*To do*
Copy out each line of the entries where the word "Tibial" is present.

*Given data*
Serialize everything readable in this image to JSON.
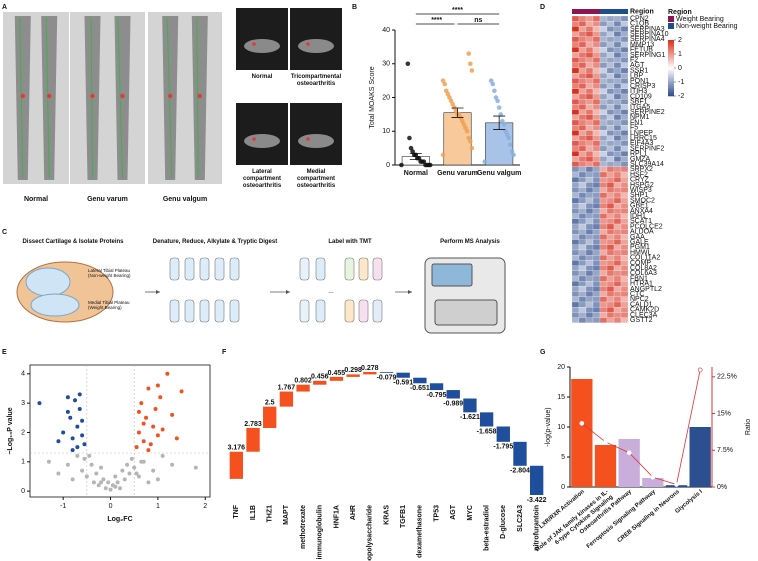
{
  "panel_a": {
    "letter": "A",
    "xray_labels": [
      "Normal",
      "Genu varum",
      "Genu valgum"
    ],
    "mri_labels": [
      "Normal",
      "Tricompartmental osteoarthritis",
      "Lateral compartment osteoarthritis",
      "Medial compartment osteoarthritis"
    ]
  },
  "panel_c": {
    "letter": "C",
    "steps": [
      "Dissect Cartilage & Isolate Proteins",
      "Denature, Reduce, Alkylate & Tryptic Digest",
      "Label with TMT",
      "Perform MS Analysis"
    ],
    "tibia_labels": [
      "Lateral Tibial Plateau (Non-weight Bearing)",
      "Medial Tibial Plateau (Weight Bearing)"
    ],
    "ellipsis": "..."
  },
  "chart_data": [
    {
      "label": "B",
      "type": "bar",
      "ylabel": "Total MOAKS Score",
      "categories": [
        "Normal",
        "Genu varum",
        "Genu valgum"
      ],
      "values": [
        2.5,
        15.5,
        12.5
      ],
      "errors": [
        0.9,
        1.4,
        2.0
      ],
      "colors": [
        "#ffffff",
        "#f7c99b",
        "#a9c3e8"
      ],
      "point_colors": [
        "#111111",
        "#f0a050",
        "#8aaede"
      ],
      "points": [
        [
          0,
          0,
          0,
          0,
          0,
          1,
          1,
          1,
          2,
          2,
          3,
          3,
          4,
          5,
          8,
          30
        ],
        [
          3,
          5,
          7,
          8,
          10,
          11,
          12,
          13,
          14,
          15,
          15,
          16,
          17,
          18,
          19,
          20,
          21,
          22,
          24,
          25,
          28,
          30,
          33
        ],
        [
          1,
          3,
          4,
          6,
          8,
          9,
          10,
          12,
          13,
          15,
          17,
          19,
          20,
          22,
          24,
          25
        ]
      ],
      "ylim": [
        0,
        40
      ],
      "yticks": [
        0,
        10,
        20,
        30,
        40
      ],
      "annotations": [
        "****",
        "****",
        "ns"
      ]
    },
    {
      "label": "D",
      "type": "heatmap",
      "rows": [
        "CPN2",
        "C1QB",
        "SERPINA3",
        "SERPINA10",
        "SERPINA4",
        "MMP13",
        "FETUB",
        "SERPING1",
        "F2",
        "AGT",
        "SSR1",
        "LBP",
        "PON1",
        "CRISP3",
        "ITIH3",
        "CD109",
        "SBF1",
        "ITGA5",
        "SERPINE2",
        "NPM1",
        "FN1",
        "F5",
        "LNPEP",
        "LRRC15",
        "EIF4A3",
        "SERPINF2",
        "RPL1",
        "GMZA",
        "SLC39A14",
        "SRPX2",
        "HSF2",
        "CRYZ",
        "HSPG2",
        "WISP3",
        "SHP1",
        "SMOC2",
        "GBE1",
        "ANXA4",
        "IDH1",
        "SCAT1",
        "PCOLCE2",
        "ALDOA",
        "GAA",
        "GALE",
        "PGM1",
        "HMWL",
        "COL11A2",
        "COMP",
        "COL8A2",
        "COL6A3",
        "FBN1",
        "HTRA1",
        "ANGPTL2",
        "CTC",
        "NPC2",
        "CALD1",
        "CAMK2D",
        "CLEC3A",
        "GSTT2"
      ],
      "values": [
        [
          1.6,
          1.2,
          1.0,
          1.4,
          -0.8,
          -1.0,
          -0.9,
          -1.2
        ],
        [
          1.2,
          1.5,
          0.8,
          1.1,
          -1.1,
          -0.7,
          -1.3,
          -0.6
        ],
        [
          2.0,
          0.9,
          1.3,
          0.7,
          -0.5,
          -1.2,
          -1.0,
          -1.4
        ],
        [
          0.9,
          1.3,
          1.6,
          1.0,
          -1.0,
          -0.6,
          -1.4,
          -0.9
        ],
        [
          1.6,
          1.2,
          1.0,
          1.4,
          -0.8,
          -1.0,
          -0.9,
          -1.2
        ],
        [
          1.2,
          1.5,
          0.8,
          1.1,
          -1.1,
          -0.7,
          -1.3,
          -0.6
        ],
        [
          2.0,
          0.9,
          1.3,
          0.7,
          -0.5,
          -1.2,
          -1.0,
          -1.4
        ],
        [
          0.9,
          1.3,
          1.6,
          1.0,
          -1.0,
          -0.6,
          -1.4,
          -0.9
        ],
        [
          1.6,
          1.2,
          1.0,
          1.4,
          -0.8,
          -1.0,
          -0.9,
          -1.2
        ],
        [
          1.2,
          1.5,
          0.8,
          1.1,
          -1.1,
          -0.7,
          -1.3,
          -0.6
        ],
        [
          2.0,
          0.9,
          1.3,
          0.7,
          -0.5,
          -1.2,
          -1.0,
          -1.4
        ],
        [
          0.9,
          1.3,
          1.6,
          1.0,
          -1.0,
          -0.6,
          -1.4,
          -0.9
        ],
        [
          1.6,
          1.2,
          1.0,
          1.4,
          -0.8,
          -1.0,
          -0.9,
          -1.2
        ],
        [
          1.2,
          1.5,
          0.8,
          1.1,
          -1.1,
          -0.7,
          -1.3,
          -0.6
        ],
        [
          2.0,
          0.9,
          1.3,
          0.7,
          -0.5,
          -1.2,
          -1.0,
          -1.4
        ],
        [
          0.9,
          1.3,
          1.6,
          1.0,
          -1.0,
          -0.6,
          -1.4,
          -0.9
        ],
        [
          1.6,
          1.2,
          1.0,
          1.4,
          -0.8,
          -1.0,
          -0.9,
          -1.2
        ],
        [
          1.2,
          1.5,
          0.8,
          1.1,
          -1.1,
          -0.7,
          -1.3,
          -0.6
        ],
        [
          2.0,
          0.9,
          1.3,
          0.7,
          -0.5,
          -1.2,
          -1.0,
          -1.4
        ],
        [
          0.9,
          1.3,
          1.6,
          1.0,
          -1.0,
          -0.6,
          -1.4,
          -0.9
        ],
        [
          1.6,
          1.2,
          1.0,
          1.4,
          -0.8,
          -1.0,
          -0.9,
          -1.2
        ],
        [
          1.2,
          1.5,
          0.8,
          1.1,
          -1.1,
          -0.7,
          -1.3,
          -0.6
        ],
        [
          2.0,
          0.9,
          1.3,
          0.7,
          -0.5,
          -1.2,
          -1.0,
          -1.4
        ],
        [
          0.9,
          1.3,
          1.6,
          1.0,
          -1.0,
          -0.6,
          -1.4,
          -0.9
        ],
        [
          1.6,
          1.2,
          1.0,
          1.4,
          -0.8,
          -1.0,
          -0.9,
          -1.2
        ],
        [
          1.2,
          1.5,
          0.8,
          1.1,
          -1.1,
          -0.7,
          -1.3,
          -0.6
        ],
        [
          2.0,
          0.9,
          1.3,
          0.7,
          -0.5,
          -1.2,
          -1.0,
          -1.4
        ],
        [
          0.9,
          1.3,
          1.6,
          1.0,
          -1.0,
          -0.6,
          -1.4,
          -0.9
        ],
        [
          1.6,
          1.2,
          1.0,
          1.4,
          -0.8,
          -1.0,
          -0.9,
          -1.2
        ],
        [
          -1.2,
          -0.9,
          -1.4,
          -1.0,
          0.8,
          1.3,
          1.1,
          1.2
        ],
        [
          -0.8,
          -1.3,
          -1.0,
          -1.1,
          1.4,
          0.9,
          1.2,
          0.7
        ],
        [
          -1.5,
          -1.1,
          -0.7,
          -1.2,
          1.0,
          1.1,
          1.5,
          0.9
        ],
        [
          -1.0,
          -0.6,
          -1.2,
          -1.4,
          1.2,
          1.6,
          0.8,
          1.1
        ],
        [
          -1.2,
          -0.9,
          -1.4,
          -1.0,
          0.8,
          1.3,
          1.1,
          1.2
        ],
        [
          -0.8,
          -1.3,
          -1.0,
          -1.1,
          1.4,
          0.9,
          1.2,
          0.7
        ],
        [
          -1.5,
          -1.1,
          -0.7,
          -1.2,
          1.0,
          1.1,
          1.5,
          0.9
        ],
        [
          -1.0,
          -0.6,
          -1.2,
          -1.4,
          1.2,
          1.6,
          0.8,
          1.1
        ],
        [
          -1.2,
          -0.9,
          -1.4,
          -1.0,
          0.8,
          1.3,
          1.1,
          1.2
        ],
        [
          -0.8,
          -1.3,
          -1.0,
          -1.1,
          1.4,
          0.9,
          1.2,
          0.7
        ],
        [
          -1.5,
          -1.1,
          -0.7,
          -1.2,
          1.0,
          1.1,
          1.5,
          0.9
        ],
        [
          -1.0,
          -0.6,
          -1.2,
          -1.4,
          1.2,
          1.6,
          0.8,
          1.1
        ],
        [
          -1.2,
          -0.9,
          -1.4,
          -1.0,
          0.8,
          1.3,
          1.1,
          1.2
        ],
        [
          -0.8,
          -1.3,
          -1.0,
          -1.1,
          1.4,
          0.9,
          1.2,
          0.7
        ],
        [
          -1.5,
          -1.1,
          -0.7,
          -1.2,
          1.0,
          1.1,
          1.5,
          0.9
        ],
        [
          -1.0,
          -0.6,
          -1.2,
          -1.4,
          1.2,
          1.6,
          0.8,
          1.1
        ],
        [
          -1.2,
          -0.9,
          -1.4,
          -1.0,
          0.8,
          1.3,
          1.1,
          1.2
        ],
        [
          -0.8,
          -1.3,
          -1.0,
          -1.1,
          1.4,
          0.9,
          1.2,
          0.7
        ],
        [
          -1.5,
          -1.1,
          -0.7,
          -1.2,
          1.0,
          1.1,
          1.5,
          0.9
        ],
        [
          -1.0,
          -0.6,
          -1.2,
          -1.4,
          1.2,
          1.6,
          0.8,
          1.1
        ],
        [
          -1.2,
          -0.9,
          -1.4,
          -1.0,
          0.8,
          1.3,
          1.1,
          1.2
        ],
        [
          -0.8,
          -1.3,
          -1.0,
          -1.1,
          1.4,
          0.9,
          1.2,
          0.7
        ],
        [
          -1.5,
          -1.1,
          -0.7,
          -1.2,
          1.0,
          1.1,
          1.5,
          0.9
        ],
        [
          -1.0,
          -0.6,
          -1.2,
          -1.4,
          1.2,
          1.6,
          0.8,
          1.1
        ],
        [
          -1.2,
          -0.9,
          -1.4,
          -1.0,
          0.8,
          1.3,
          1.1,
          1.2
        ],
        [
          -0.8,
          -1.3,
          -1.0,
          -1.1,
          1.4,
          0.9,
          1.2,
          0.7
        ],
        [
          -1.5,
          -1.1,
          -0.7,
          -1.2,
          1.0,
          1.1,
          1.5,
          0.9
        ],
        [
          -1.0,
          -0.6,
          -1.2,
          -1.4,
          1.2,
          1.6,
          0.8,
          1.1
        ],
        [
          -1.2,
          -0.9,
          -1.4,
          -1.0,
          0.8,
          1.3,
          1.1,
          1.2
        ],
        [
          -0.8,
          -1.3,
          -1.0,
          -1.1,
          1.4,
          0.9,
          1.2,
          0.7
        ]
      ],
      "zlim": [
        -2,
        2
      ],
      "zticks": [
        2,
        1,
        0,
        -1,
        -2
      ],
      "colors": [
        "#2b4a8c",
        "#ffffff",
        "#d7301f"
      ],
      "annotation_label": "Region",
      "legend_title": "Region",
      "groups": [
        {
          "name": "Weight Bearing",
          "color": "#8e1550"
        },
        {
          "name": "Non-weight Bearing",
          "color": "#1f4e8c"
        }
      ],
      "column_groups": [
        0,
        0,
        0,
        0,
        1,
        1,
        1,
        1
      ]
    },
    {
      "label": "E",
      "type": "scatter",
      "xlabel": "Log₂FC",
      "ylabel": "−Log₁₀P value",
      "series": [
        {
          "color": "#b5b5b5",
          "x": [
            -1.3,
            -1.1,
            -0.9,
            -0.8,
            -0.7,
            -0.6,
            -0.5,
            -0.4,
            -0.35,
            -0.3,
            -0.25,
            -0.2,
            -0.15,
            -0.1,
            -0.05,
            0,
            0.05,
            0.1,
            0.15,
            0.2,
            0.25,
            0.3,
            0.35,
            0.4,
            0.45,
            0.5,
            0.6,
            0.7,
            0.8,
            0.9,
            1.0,
            1.1,
            1.3,
            -0.45,
            -0.55,
            0.55,
            0.65,
            -0.2,
            0.1,
            1.8
          ],
          "values": [
            1.0,
            0.6,
            0.9,
            0.4,
            1.2,
            0.7,
            0.5,
            0.9,
            0.3,
            0.6,
            0.2,
            0.8,
            0.4,
            0.1,
            0.3,
            0.05,
            0.2,
            0.5,
            0.3,
            0.1,
            0.7,
            0.4,
            0.9,
            0.6,
            1.1,
            0.8,
            0.5,
            1.0,
            0.3,
            0.7,
            0.4,
            1.2,
            0.9,
            1.2,
            1.1,
            0.6,
            1.0,
            0.3,
            0.15,
            0.8
          ]
        },
        {
          "color": "#1f4e9c",
          "x": [
            -1.5,
            -1.0,
            -0.9,
            -0.85,
            -0.8,
            -0.75,
            -0.7,
            -0.7,
            -0.65,
            -0.6,
            -0.6,
            -0.55,
            -0.8,
            -0.9,
            -1.1,
            -0.65
          ],
          "values": [
            3.0,
            2.0,
            3.2,
            2.5,
            1.8,
            3.1,
            2.2,
            1.5,
            2.8,
            1.9,
            2.4,
            1.6,
            1.4,
            2.7,
            1.7,
            3.3
          ]
        },
        {
          "color": "#f4511e",
          "x": [
            0.55,
            0.6,
            0.65,
            0.7,
            0.75,
            0.8,
            0.85,
            0.9,
            0.95,
            1.0,
            1.05,
            1.1,
            1.2,
            1.3,
            1.4,
            1.5,
            0.6,
            0.8,
            1.0,
            0.7
          ],
          "values": [
            1.5,
            2.0,
            3.0,
            1.7,
            2.5,
            3.5,
            1.6,
            2.2,
            2.8,
            1.9,
            3.2,
            2.1,
            4.0,
            2.6,
            1.8,
            3.4,
            2.7,
            1.4,
            3.6,
            2.3
          ]
        }
      ],
      "xlim": [
        -1.7,
        2.1
      ],
      "xticks": [
        -1,
        0,
        1,
        2
      ],
      "ylim": [
        -0.2,
        4.3
      ],
      "yticks": [
        0,
        1,
        2,
        3,
        4
      ],
      "thresholds": {
        "x": [
          -0.5,
          0.5
        ],
        "y": 1.3
      }
    },
    {
      "label": "F",
      "type": "waterfall",
      "categories": [
        "TNF",
        "IL1B",
        "THZ1",
        "MAPT",
        "methotrexate",
        "immunoglobulin",
        "HNF1A",
        "AHR",
        "lipopolysaccharide",
        "KRAS",
        "TGFB1",
        "dexamethasone",
        "TP53",
        "AGT",
        "MYC",
        "beta-estradiol",
        "D-glucose",
        "SLC2A3",
        "nitrofurantoin"
      ],
      "values": [
        3.176,
        2.783,
        2.5,
        1.767,
        0.802,
        0.456,
        0.455,
        0.298,
        0.278,
        -0.079,
        -0.591,
        -0.651,
        -0.795,
        -0.989,
        -1.621,
        -1.658,
        -1.795,
        -2.804,
        -3.422
      ],
      "colors": {
        "positive": "#f4511e",
        "negative": "#1f4e9c"
      }
    },
    {
      "label": "G",
      "type": "bar-line",
      "ylabel": "-log(p-value)",
      "y2label": "Ratio",
      "categories": [
        "LXR/RXR Activation",
        "Role of JAK family kinases in IL-6-type Cytokine Signaling",
        "Osteoarthritis Pathway",
        "Ferroptosis Signaling Pathway",
        "CREB Signaling in Neurons",
        "Glycolysis I"
      ],
      "values": [
        18,
        7,
        8,
        1.5,
        0.3,
        10
      ],
      "colors": [
        "#f4511e",
        "#f4511e",
        "#c9aedb",
        "#c9aedb",
        "#1f4e9c",
        "#2b4f8f"
      ],
      "line": {
        "color": "#e0303a",
        "axis": "y2",
        "values": [
          13,
          9.2,
          7,
          2,
          0.5,
          23.9
        ]
      },
      "ylim": [
        0,
        20
      ],
      "yticks": [
        0,
        5,
        10,
        15,
        20
      ],
      "y2lim": [
        0,
        24.5
      ],
      "y2ticks": [
        {
          "value": 0,
          "label": "0%"
        },
        {
          "value": 7.5,
          "label": "7.5%"
        },
        {
          "value": 15,
          "label": "15%"
        },
        {
          "value": 22.5,
          "label": "22.5%"
        }
      ]
    }
  ]
}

*Task result*
      "Lateral Tibial Plateau (Non-weight Bearing)",
      "Medial Tibial Plateau (Weight Bearing)"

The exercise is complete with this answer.